(AIM): Please copy out all the lines below word for word, omitting the pictures.
>>>>>
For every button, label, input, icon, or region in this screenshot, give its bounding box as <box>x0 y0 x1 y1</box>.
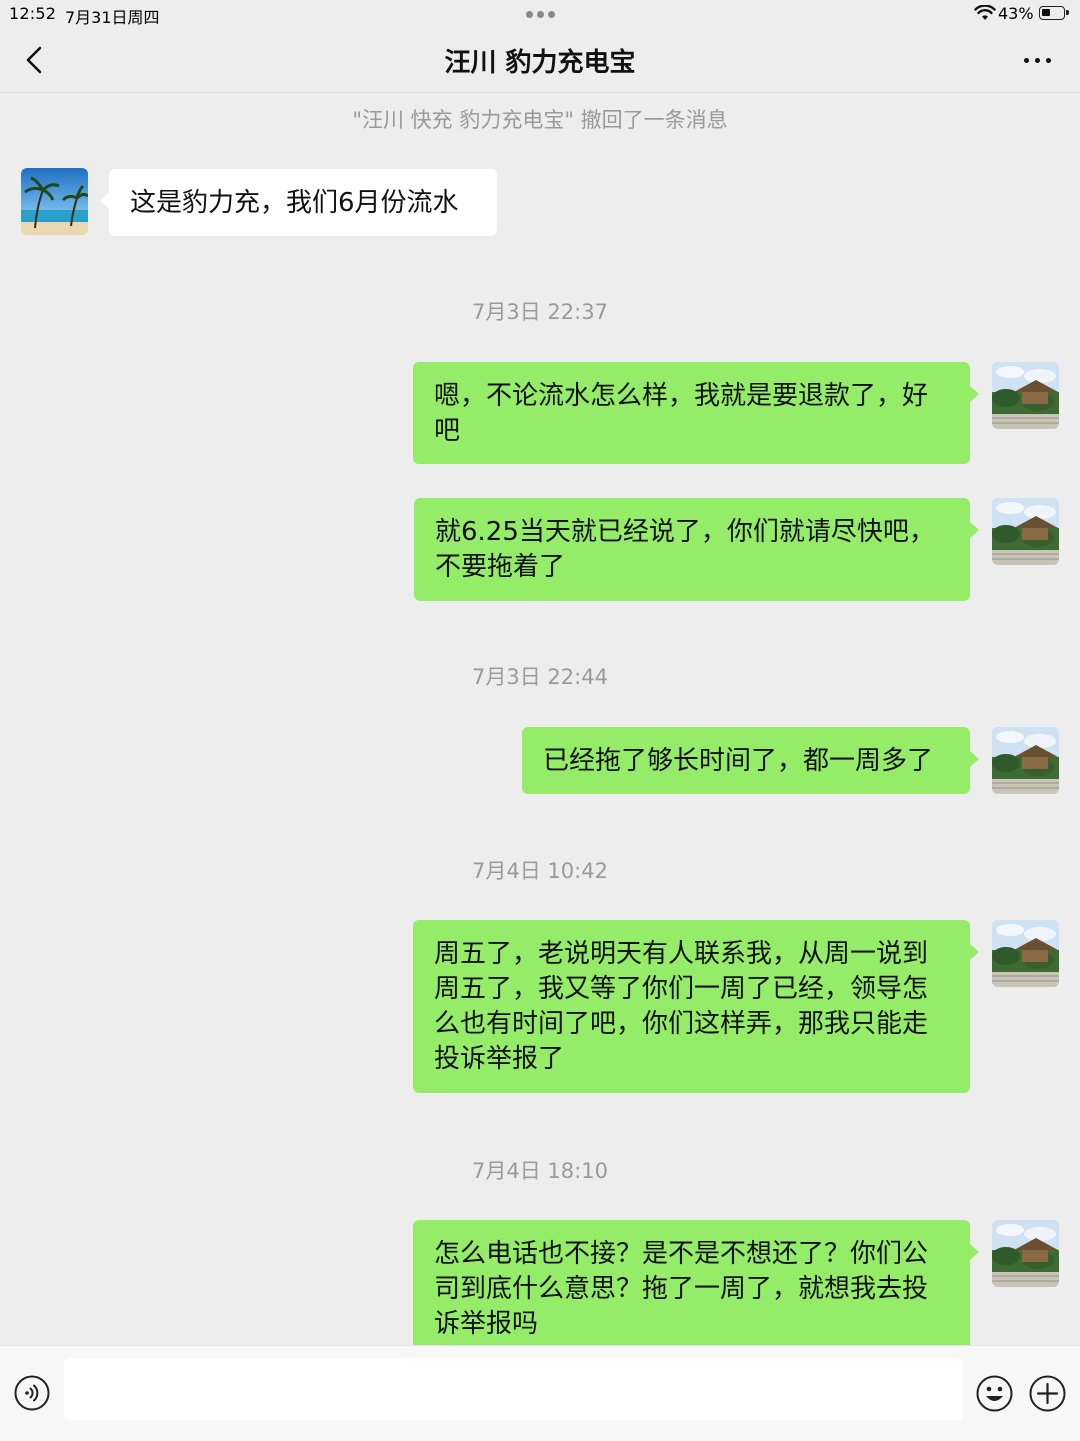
chat-title: 汪川 豹力充电宝 <box>444 48 636 78</box>
message-timestamp: 7月4日 10:42 <box>472 859 608 883</box>
self-avatar-image <box>992 1220 1059 1287</box>
chat-header: 汪川 豹力充电宝 <box>0 28 1080 93</box>
self-avatar[interactable] <box>992 920 1059 987</box>
battery-level-fill <box>1042 9 1050 16</box>
self-avatar-image <box>992 498 1059 565</box>
message-bubble-sent[interactable]: 周五了，老说明天有人联系我，从周一说到周五了，我又等了你们一周了已经，领导怎么也… <box>413 920 979 1093</box>
status-time: 12:52 <box>9 4 57 23</box>
message-bubble-sent[interactable]: 怎么电话也不接？是不是不想还了？你们公司到底什么意思？拖了一周了，就想我去投诉举… <box>413 1220 979 1360</box>
self-avatar[interactable] <box>992 498 1059 565</box>
battery-percent: 43% <box>998 4 1034 23</box>
battery-icon <box>1039 6 1069 20</box>
message-bubble-sent[interactable]: 就6.25当天就已经说了，你们就请尽快吧，不要拖着了 <box>414 498 979 601</box>
message-timestamp: 7月3日 22:37 <box>472 300 608 324</box>
message-timestamp: 7月3日 22:44 <box>472 665 608 689</box>
recall-notice: "汪川 快充 豹力充电宝" 撤回了一条消息 <box>352 108 728 132</box>
message-bubble-sent[interactable]: 嗯，不论流水怎么样，我就是要退款了，好吧 <box>413 362 979 464</box>
self-avatar[interactable] <box>992 727 1059 794</box>
message-bubble-received[interactable]: 这是豹力充，我们6月份流水 <box>100 169 497 236</box>
plus-icon[interactable] <box>1029 1375 1066 1412</box>
more-dots-icon[interactable] <box>1018 48 1058 72</box>
voice-icon[interactable] <box>14 1375 50 1411</box>
contact-avatar[interactable] <box>21 168 88 235</box>
status-date: 7月31日周四 <box>65 8 160 27</box>
multitasking-dots-icon[interactable] <box>522 2 558 22</box>
message-bubble-sent[interactable]: 已经拖了够长时间了，都一周多了 <box>522 727 979 794</box>
self-avatar-image <box>992 920 1059 987</box>
message-timestamp: 7月4日 18:10 <box>472 1159 608 1183</box>
wifi-icon <box>974 5 996 20</box>
message-input[interactable] <box>64 1358 963 1420</box>
chat-input-bar <box>0 1345 1080 1441</box>
self-avatar-image <box>992 362 1059 429</box>
self-avatar[interactable] <box>992 1220 1059 1287</box>
status-bar: 12:52 7月31日周四 43% <box>0 0 1080 28</box>
self-avatar[interactable] <box>992 362 1059 429</box>
self-avatar-image <box>992 727 1059 794</box>
emoji-icon[interactable] <box>976 1375 1013 1412</box>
<<<<<
(ANSWER TO THE EXERCISE):
For every button, label, input, icon, or region in this screenshot, give its bounding box as <box>x0 y0 x1 y1</box>.
chat-title: 汪川 豹力充电宝 <box>444 48 636 78</box>
message-timestamp: 7月4日 10:42 <box>472 859 608 883</box>
self-avatar-image <box>992 1220 1059 1287</box>
chat-header: 汪川 豹力充电宝 <box>0 28 1080 93</box>
self-avatar[interactable] <box>992 920 1059 987</box>
battery-level-fill <box>1042 9 1050 16</box>
self-avatar-image <box>992 498 1059 565</box>
message-bubble-sent[interactable]: 周五了，老说明天有人联系我，从周一说到周五了，我又等了你们一周了已经，领导怎么也… <box>413 920 979 1093</box>
status-time: 12:52 <box>9 4 57 23</box>
message-bubble-sent[interactable]: 怎么电话也不接？是不是不想还了？你们公司到底什么意思？拖了一周了，就想我去投诉举… <box>413 1220 979 1360</box>
self-avatar[interactable] <box>992 498 1059 565</box>
battery-percent: 43% <box>998 4 1034 23</box>
battery-icon <box>1039 6 1069 20</box>
message-bubble-sent[interactable]: 就6.25当天就已经说了，你们就请尽快吧，不要拖着了 <box>414 498 979 601</box>
message-timestamp: 7月3日 22:37 <box>472 300 608 324</box>
message-timestamp: 7月3日 22:44 <box>472 665 608 689</box>
recall-notice: "汪川 快充 豹力充电宝" 撤回了一条消息 <box>352 108 728 132</box>
message-bubble-sent[interactable]: 嗯，不论流水怎么样，我就是要退款了，好吧 <box>413 362 979 464</box>
self-avatar[interactable] <box>992 727 1059 794</box>
message-bubble-received[interactable]: 这是豹力充，我们6月份流水 <box>100 169 497 236</box>
plus-icon[interactable] <box>1029 1375 1066 1412</box>
more-dots-icon[interactable] <box>1018 48 1058 72</box>
voice-icon[interactable] <box>14 1375 50 1411</box>
contact-avatar[interactable] <box>21 168 88 235</box>
status-date: 7月31日周四 <box>65 8 160 27</box>
multitasking-dots-icon[interactable] <box>522 2 558 22</box>
message-bubble-sent[interactable]: 已经拖了够长时间了，都一周多了 <box>522 727 979 794</box>
self-avatar-image <box>992 920 1059 987</box>
message-timestamp: 7月4日 18:10 <box>472 1159 608 1183</box>
wifi-icon <box>974 5 996 20</box>
message-input[interactable] <box>64 1358 963 1420</box>
chat-input-bar <box>0 1345 1080 1441</box>
self-avatar-image <box>992 362 1059 429</box>
self-avatar[interactable] <box>992 1220 1059 1287</box>
status-bar: 12:52 7月31日周四 43% <box>0 0 1080 28</box>
self-avatar[interactable] <box>992 362 1059 429</box>
self-avatar-image <box>992 727 1059 794</box>
emoji-icon[interactable] <box>976 1375 1013 1412</box>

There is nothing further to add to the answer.